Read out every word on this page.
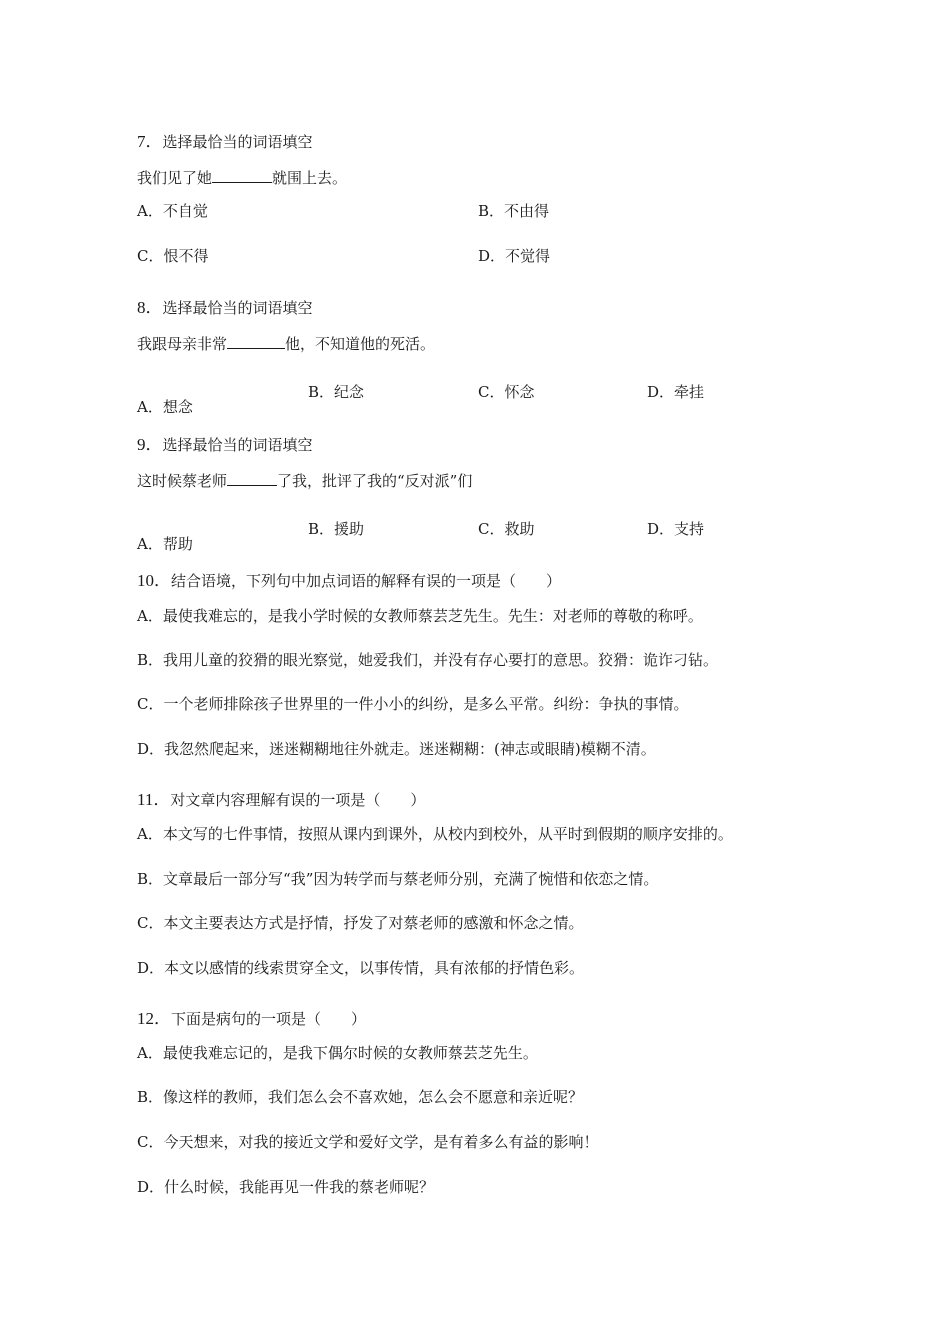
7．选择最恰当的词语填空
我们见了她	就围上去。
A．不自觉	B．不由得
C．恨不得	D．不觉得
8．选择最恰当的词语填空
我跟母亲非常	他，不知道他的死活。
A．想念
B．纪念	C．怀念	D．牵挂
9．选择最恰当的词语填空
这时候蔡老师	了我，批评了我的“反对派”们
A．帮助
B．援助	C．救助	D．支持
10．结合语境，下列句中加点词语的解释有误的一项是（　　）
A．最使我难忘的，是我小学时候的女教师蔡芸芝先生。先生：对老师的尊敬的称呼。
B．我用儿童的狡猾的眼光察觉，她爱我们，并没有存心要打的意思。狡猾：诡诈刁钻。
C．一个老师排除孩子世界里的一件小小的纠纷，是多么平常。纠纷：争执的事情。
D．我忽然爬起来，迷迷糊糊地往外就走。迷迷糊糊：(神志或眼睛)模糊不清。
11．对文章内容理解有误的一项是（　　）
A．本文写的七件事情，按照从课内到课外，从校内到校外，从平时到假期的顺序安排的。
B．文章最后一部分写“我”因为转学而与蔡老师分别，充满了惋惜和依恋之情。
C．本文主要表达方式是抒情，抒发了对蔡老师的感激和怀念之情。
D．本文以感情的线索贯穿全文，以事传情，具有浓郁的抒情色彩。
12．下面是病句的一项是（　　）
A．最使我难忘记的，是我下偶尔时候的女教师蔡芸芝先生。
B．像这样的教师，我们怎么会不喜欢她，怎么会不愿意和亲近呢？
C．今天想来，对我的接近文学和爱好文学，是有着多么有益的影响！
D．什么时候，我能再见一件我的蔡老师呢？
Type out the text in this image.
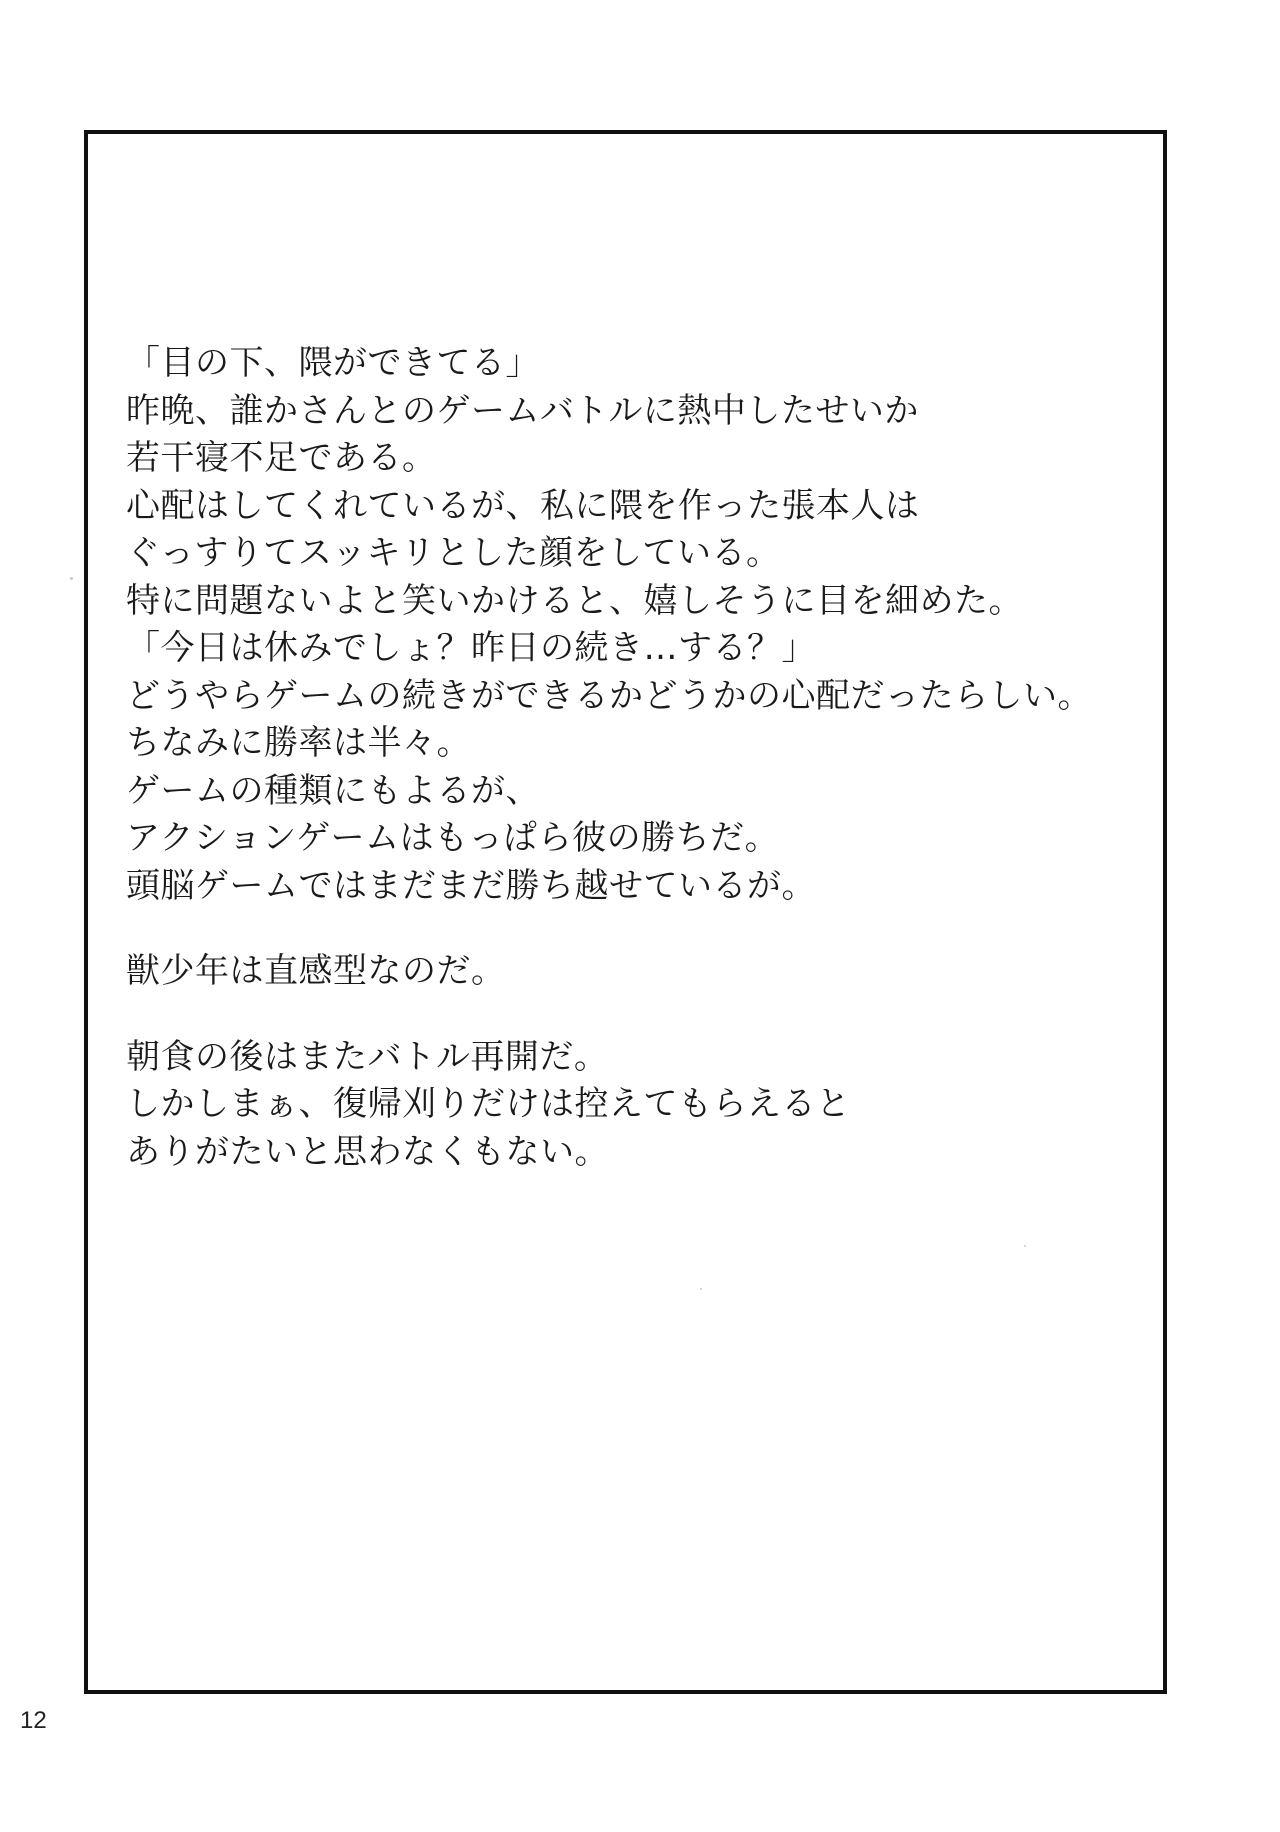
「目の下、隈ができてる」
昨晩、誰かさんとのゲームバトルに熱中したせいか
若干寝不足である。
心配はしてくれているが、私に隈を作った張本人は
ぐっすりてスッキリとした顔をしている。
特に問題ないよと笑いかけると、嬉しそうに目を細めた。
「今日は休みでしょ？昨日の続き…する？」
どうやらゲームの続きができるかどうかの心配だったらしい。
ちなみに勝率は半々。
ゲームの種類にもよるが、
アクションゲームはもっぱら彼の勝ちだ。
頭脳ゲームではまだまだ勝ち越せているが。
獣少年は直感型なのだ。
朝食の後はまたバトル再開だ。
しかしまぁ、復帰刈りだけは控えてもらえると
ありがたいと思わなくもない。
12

===============

# WHAT YOU SHOULD DO:
Reproduce, word for word, every line from the one that contains "Type out the text in this image." to the end of the data, including both ends; omit all pictures.

# TASK SOLUTION:
Type out the text in this image.
「目の下、隈ができてる」
昨晩、誰かさんとのゲームバトルに熱中したせいか
若干寝不足である。
心配はしてくれているが、私に隈を作った張本人は
ぐっすりてスッキリとした顔をしている。
特に問題ないよと笑いかけると、嬉しそうに目を細めた。
「今日は休みでしょ？昨日の続き…する？」
どうやらゲームの続きができるかどうかの心配だったらしい。
ちなみに勝率は半々。
ゲームの種類にもよるが、
アクションゲームはもっぱら彼の勝ちだ。
頭脳ゲームではまだまだ勝ち越せているが。
獣少年は直感型なのだ。
朝食の後はまたバトル再開だ。
しかしまぁ、復帰刈りだけは控えてもらえると
ありがたいと思わなくもない。
12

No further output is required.